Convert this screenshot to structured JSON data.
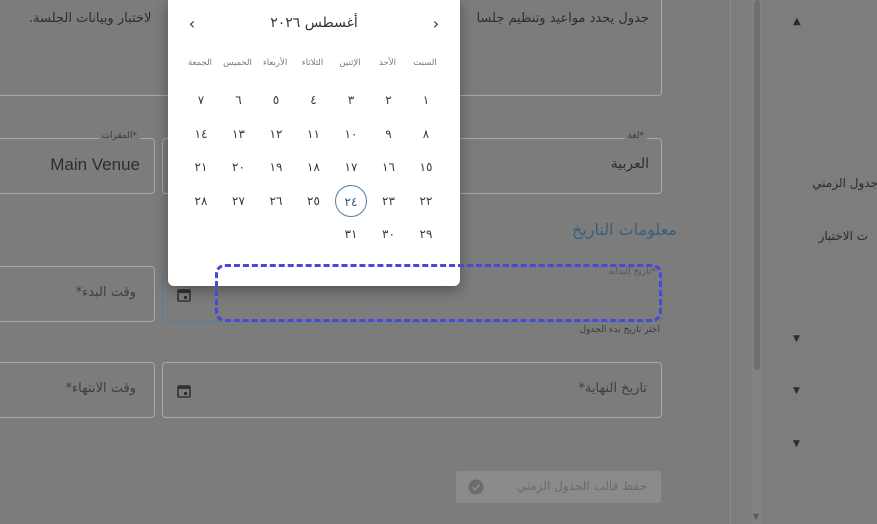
{
  "description": {
    "text_right": "جدول يحدد مواعيد وتنظيم جلسا",
    "text_left": "لاختبار وبيانات الجلسة."
  },
  "language_field": {
    "label": "لغة*",
    "value": "العربية"
  },
  "venue_field": {
    "label": "المقرات*",
    "value": "Main Venue"
  },
  "section_title": "معلومات التاريخ",
  "start_date": {
    "label": "تاريخ البداية*",
    "helper": "اختر تاريخ بدء الجدول"
  },
  "start_time": {
    "placeholder": "وقت البدء*"
  },
  "end_date": {
    "placeholder": "تاريخ النهاية*"
  },
  "end_time": {
    "placeholder": "وقت الانتهاء*"
  },
  "save_button": {
    "label": "حفظ قالب الجدول الزمني"
  },
  "sidebar": {
    "items": [
      {
        "label": "جدول الزمني"
      },
      {
        "label": "ت الاختبار"
      }
    ]
  },
  "calendar": {
    "month_title": "أغسطس ٢٠٢٦",
    "weekdays": [
      "السبت",
      "الأحد",
      "الإثنين",
      "الثلاثاء",
      "الأربعاء",
      "الخميس",
      "الجمعة"
    ],
    "weeks": [
      [
        "١",
        "٢",
        "٣",
        "٤",
        "٥",
        "٦",
        "٧"
      ],
      [
        "٨",
        "٩",
        "١٠",
        "١١",
        "١٢",
        "١٣",
        "١٤"
      ],
      [
        "١٥",
        "١٦",
        "١٧",
        "١٨",
        "١٩",
        "٢٠",
        "٢١"
      ],
      [
        "٢٢",
        "٢٣",
        "٢٤",
        "٢٥",
        "٢٦",
        "٢٧",
        "٢٨"
      ],
      [
        "٢٩",
        "٣٠",
        "٣١",
        "",
        "",
        "",
        ""
      ]
    ],
    "selected_day": "٢٤"
  },
  "colors": {
    "accent": "#4c7fa8",
    "focus_outline": "#4b47d8"
  }
}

____________________

Written task :: Write out each line again precisely as it appears, skipping every picture.

Task response ::
Convert this screenshot to structured JSON data.
{
  "description": {
    "text_right": "جدول يحدد مواعيد وتنظيم جلسا",
    "text_left": "لاختبار وبيانات الجلسة."
  },
  "language_field": {
    "label": "لغة*",
    "value": "العربية"
  },
  "venue_field": {
    "label": "المقرات*",
    "value": "Main Venue"
  },
  "section_title": "معلومات التاريخ",
  "start_date": {
    "label": "تاريخ البداية*",
    "helper": "اختر تاريخ بدء الجدول"
  },
  "start_time": {
    "placeholder": "وقت البدء*"
  },
  "end_date": {
    "placeholder": "تاريخ النهاية*"
  },
  "end_time": {
    "placeholder": "وقت الانتهاء*"
  },
  "save_button": {
    "label": "حفظ قالب الجدول الزمني"
  },
  "sidebar": {
    "items": [
      {
        "label": "جدول الزمني"
      },
      {
        "label": "ت الاختبار"
      }
    ]
  },
  "calendar": {
    "month_title": "أغسطس ٢٠٢٦",
    "weekdays": [
      "السبت",
      "الأحد",
      "الإثنين",
      "الثلاثاء",
      "الأربعاء",
      "الخميس",
      "الجمعة"
    ],
    "weeks": [
      [
        "١",
        "٢",
        "٣",
        "٤",
        "٥",
        "٦",
        "٧"
      ],
      [
        "٨",
        "٩",
        "١٠",
        "١١",
        "١٢",
        "١٣",
        "١٤"
      ],
      [
        "١٥",
        "١٦",
        "١٧",
        "١٨",
        "١٩",
        "٢٠",
        "٢١"
      ],
      [
        "٢٢",
        "٢٣",
        "٢٤",
        "٢٥",
        "٢٦",
        "٢٧",
        "٢٨"
      ],
      [
        "٢٩",
        "٣٠",
        "٣١",
        "",
        "",
        "",
        ""
      ]
    ],
    "selected_day": "٢٤"
  },
  "colors": {
    "accent": "#4c7fa8",
    "focus_outline": "#4b47d8"
  }
}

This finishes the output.